Extracted data entries:
....................

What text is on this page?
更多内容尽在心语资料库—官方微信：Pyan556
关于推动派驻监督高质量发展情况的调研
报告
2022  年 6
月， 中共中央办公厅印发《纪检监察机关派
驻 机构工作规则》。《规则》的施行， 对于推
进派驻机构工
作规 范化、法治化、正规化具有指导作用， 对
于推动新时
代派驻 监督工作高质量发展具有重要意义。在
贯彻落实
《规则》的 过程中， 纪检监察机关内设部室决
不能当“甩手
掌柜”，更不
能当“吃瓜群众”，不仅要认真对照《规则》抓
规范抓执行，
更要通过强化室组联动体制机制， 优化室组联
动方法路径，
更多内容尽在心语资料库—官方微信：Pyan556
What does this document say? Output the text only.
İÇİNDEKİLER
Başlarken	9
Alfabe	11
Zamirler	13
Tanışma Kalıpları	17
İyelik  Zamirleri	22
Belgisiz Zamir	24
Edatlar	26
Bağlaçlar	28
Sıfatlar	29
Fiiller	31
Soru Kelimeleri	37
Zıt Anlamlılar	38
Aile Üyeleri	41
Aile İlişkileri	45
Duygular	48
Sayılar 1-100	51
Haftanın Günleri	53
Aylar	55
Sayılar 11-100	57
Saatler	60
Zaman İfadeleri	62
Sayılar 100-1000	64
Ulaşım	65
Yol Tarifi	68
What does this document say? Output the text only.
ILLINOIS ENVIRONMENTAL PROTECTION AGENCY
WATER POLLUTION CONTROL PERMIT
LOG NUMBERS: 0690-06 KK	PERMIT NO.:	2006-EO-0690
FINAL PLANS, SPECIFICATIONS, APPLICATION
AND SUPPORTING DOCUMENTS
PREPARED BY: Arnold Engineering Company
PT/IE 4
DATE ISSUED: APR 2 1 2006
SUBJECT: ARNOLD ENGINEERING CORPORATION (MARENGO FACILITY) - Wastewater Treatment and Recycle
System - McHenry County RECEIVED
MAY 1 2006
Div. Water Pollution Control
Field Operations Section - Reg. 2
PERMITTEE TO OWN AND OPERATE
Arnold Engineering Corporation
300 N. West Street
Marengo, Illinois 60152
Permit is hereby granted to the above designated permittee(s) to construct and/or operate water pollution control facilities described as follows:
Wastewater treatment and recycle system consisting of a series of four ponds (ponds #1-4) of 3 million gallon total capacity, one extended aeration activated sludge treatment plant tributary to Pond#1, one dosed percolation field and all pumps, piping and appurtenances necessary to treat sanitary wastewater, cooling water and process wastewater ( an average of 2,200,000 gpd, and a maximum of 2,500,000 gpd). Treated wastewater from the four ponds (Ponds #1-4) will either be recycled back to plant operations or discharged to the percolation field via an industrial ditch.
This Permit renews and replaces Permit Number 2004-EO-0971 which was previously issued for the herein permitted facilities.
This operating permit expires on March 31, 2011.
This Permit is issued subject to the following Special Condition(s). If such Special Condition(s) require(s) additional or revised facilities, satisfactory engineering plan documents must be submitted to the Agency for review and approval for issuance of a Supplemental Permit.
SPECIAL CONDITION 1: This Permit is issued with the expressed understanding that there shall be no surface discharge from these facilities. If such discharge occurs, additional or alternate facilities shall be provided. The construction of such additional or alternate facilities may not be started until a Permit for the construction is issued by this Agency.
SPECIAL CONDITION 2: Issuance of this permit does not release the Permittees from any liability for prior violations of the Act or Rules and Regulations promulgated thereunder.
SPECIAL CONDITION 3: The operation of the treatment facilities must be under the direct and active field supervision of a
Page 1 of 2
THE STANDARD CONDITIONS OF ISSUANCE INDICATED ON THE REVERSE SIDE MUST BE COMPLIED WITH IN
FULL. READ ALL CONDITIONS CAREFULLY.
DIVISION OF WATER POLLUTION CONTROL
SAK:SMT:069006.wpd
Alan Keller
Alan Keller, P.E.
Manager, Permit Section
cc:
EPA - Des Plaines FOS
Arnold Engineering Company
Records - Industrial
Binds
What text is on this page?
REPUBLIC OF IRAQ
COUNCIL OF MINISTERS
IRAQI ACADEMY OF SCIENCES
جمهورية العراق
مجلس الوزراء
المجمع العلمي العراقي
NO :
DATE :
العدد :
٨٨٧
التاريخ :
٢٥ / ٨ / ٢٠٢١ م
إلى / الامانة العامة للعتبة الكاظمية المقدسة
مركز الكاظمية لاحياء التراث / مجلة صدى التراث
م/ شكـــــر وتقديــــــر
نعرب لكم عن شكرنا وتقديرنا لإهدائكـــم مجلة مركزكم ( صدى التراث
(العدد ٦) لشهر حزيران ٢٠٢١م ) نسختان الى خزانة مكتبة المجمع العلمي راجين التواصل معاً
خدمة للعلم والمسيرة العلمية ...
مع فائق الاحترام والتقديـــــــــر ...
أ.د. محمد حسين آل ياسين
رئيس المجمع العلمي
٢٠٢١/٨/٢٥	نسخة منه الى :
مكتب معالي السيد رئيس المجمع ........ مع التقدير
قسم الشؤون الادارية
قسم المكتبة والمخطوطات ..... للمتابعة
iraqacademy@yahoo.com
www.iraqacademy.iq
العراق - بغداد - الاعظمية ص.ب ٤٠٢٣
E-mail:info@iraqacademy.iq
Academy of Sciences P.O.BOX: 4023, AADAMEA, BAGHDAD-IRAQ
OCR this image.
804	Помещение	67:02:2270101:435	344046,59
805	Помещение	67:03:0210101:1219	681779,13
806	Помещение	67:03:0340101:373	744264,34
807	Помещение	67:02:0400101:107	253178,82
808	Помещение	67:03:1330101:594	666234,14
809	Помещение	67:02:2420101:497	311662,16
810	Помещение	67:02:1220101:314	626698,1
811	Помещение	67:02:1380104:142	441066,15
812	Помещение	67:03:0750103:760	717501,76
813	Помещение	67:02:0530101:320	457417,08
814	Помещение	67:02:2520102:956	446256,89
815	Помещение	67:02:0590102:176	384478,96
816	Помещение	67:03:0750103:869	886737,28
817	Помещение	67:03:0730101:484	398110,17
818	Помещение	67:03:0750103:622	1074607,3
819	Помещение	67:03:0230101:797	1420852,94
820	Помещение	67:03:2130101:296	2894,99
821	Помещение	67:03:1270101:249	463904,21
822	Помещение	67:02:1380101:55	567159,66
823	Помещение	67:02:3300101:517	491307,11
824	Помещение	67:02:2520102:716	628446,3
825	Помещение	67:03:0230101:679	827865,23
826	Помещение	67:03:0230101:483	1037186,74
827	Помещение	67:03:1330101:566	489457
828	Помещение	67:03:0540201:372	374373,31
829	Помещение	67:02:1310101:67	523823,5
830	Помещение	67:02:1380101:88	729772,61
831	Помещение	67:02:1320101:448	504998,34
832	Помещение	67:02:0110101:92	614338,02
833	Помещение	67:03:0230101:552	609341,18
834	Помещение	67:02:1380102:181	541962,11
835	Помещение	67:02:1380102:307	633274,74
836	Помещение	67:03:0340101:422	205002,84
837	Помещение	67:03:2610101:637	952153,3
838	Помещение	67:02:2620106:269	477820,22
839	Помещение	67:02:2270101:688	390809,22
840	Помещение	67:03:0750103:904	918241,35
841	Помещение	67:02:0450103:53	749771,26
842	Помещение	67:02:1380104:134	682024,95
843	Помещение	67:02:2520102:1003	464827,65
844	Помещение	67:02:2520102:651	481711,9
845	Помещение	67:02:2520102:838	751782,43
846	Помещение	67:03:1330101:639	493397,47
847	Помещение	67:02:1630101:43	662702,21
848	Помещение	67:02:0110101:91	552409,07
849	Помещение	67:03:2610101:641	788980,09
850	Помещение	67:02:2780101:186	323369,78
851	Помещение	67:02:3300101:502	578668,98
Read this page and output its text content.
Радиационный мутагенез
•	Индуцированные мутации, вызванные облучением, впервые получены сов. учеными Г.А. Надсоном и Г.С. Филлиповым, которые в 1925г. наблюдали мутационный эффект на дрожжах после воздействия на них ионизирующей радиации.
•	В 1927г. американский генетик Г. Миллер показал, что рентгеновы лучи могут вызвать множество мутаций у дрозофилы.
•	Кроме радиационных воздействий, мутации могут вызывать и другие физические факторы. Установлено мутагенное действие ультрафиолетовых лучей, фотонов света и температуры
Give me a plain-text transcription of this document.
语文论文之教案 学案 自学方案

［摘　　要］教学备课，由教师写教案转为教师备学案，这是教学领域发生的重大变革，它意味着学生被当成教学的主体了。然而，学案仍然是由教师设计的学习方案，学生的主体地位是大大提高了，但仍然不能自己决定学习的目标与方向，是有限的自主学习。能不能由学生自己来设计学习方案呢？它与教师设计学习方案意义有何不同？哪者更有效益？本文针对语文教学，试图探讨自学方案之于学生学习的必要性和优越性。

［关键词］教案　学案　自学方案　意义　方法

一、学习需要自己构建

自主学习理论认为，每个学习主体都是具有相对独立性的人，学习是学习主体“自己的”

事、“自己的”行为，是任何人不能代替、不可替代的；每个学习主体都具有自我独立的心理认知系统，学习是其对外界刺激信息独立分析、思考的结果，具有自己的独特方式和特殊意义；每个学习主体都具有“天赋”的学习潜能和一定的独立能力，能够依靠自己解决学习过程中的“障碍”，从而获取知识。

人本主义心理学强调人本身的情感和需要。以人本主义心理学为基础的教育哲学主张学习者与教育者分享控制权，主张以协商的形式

....................

■ What is being asked:
Starting at the line that contains "Read this page and output its text content.", output each remaining line of the listing, the last line included, exactly as it appears.

■ Task answer:
Read this page and output its text content.
Радиационный мутагенез
•	Индуцированные мутации, вызванные облучением, впервые получены сов. учеными Г.А. Надсоном и Г.С. Филлиповым, которые в 1925г. наблюдали мутационный эффект на дрожжах после воздействия на них ионизирующей радиации.
•	В 1927г. американский генетик Г. Миллер показал, что рентгеновы лучи могут вызвать множество мутаций у дрозофилы.
•	Кроме радиационных воздействий, мутации могут вызывать и другие физические факторы. Установлено мутагенное действие ультрафиолетовых лучей, фотонов света и температуры
Give me a plain-text transcription of this document.
语文论文之教案 学案 自学方案

［摘　　要］教学备课，由教师写教案转为教师备学案，这是教学领域发生的重大变革，它意味着学生被当成教学的主体了。然而，学案仍然是由教师设计的学习方案，学生的主体地位是大大提高了，但仍然不能自己决定学习的目标与方向，是有限的自主学习。能不能由学生自己来设计学习方案呢？它与教师设计学习方案意义有何不同？哪者更有效益？本文针对语文教学，试图探讨自学方案之于学生学习的必要性和优越性。

［关键词］教案　学案　自学方案　意义　方法

一、学习需要自己构建

自主学习理论认为，每个学习主体都是具有相对独立性的人，学习是学习主体“自己的”

事、“自己的”行为，是任何人不能代替、不可替代的；每个学习主体都具有自我独立的心理认知系统，学习是其对外界刺激信息独立分析、思考的结果，具有自己的独特方式和特殊意义；每个学习主体都具有“天赋”的学习潜能和一定的独立能力，能够依靠自己解决学习过程中的“障碍”，从而获取知识。

人本主义心理学强调人本身的情感和需要。以人本主义心理学为基础的教育哲学主张学习者与教育者分享控制权，主张以协商的形式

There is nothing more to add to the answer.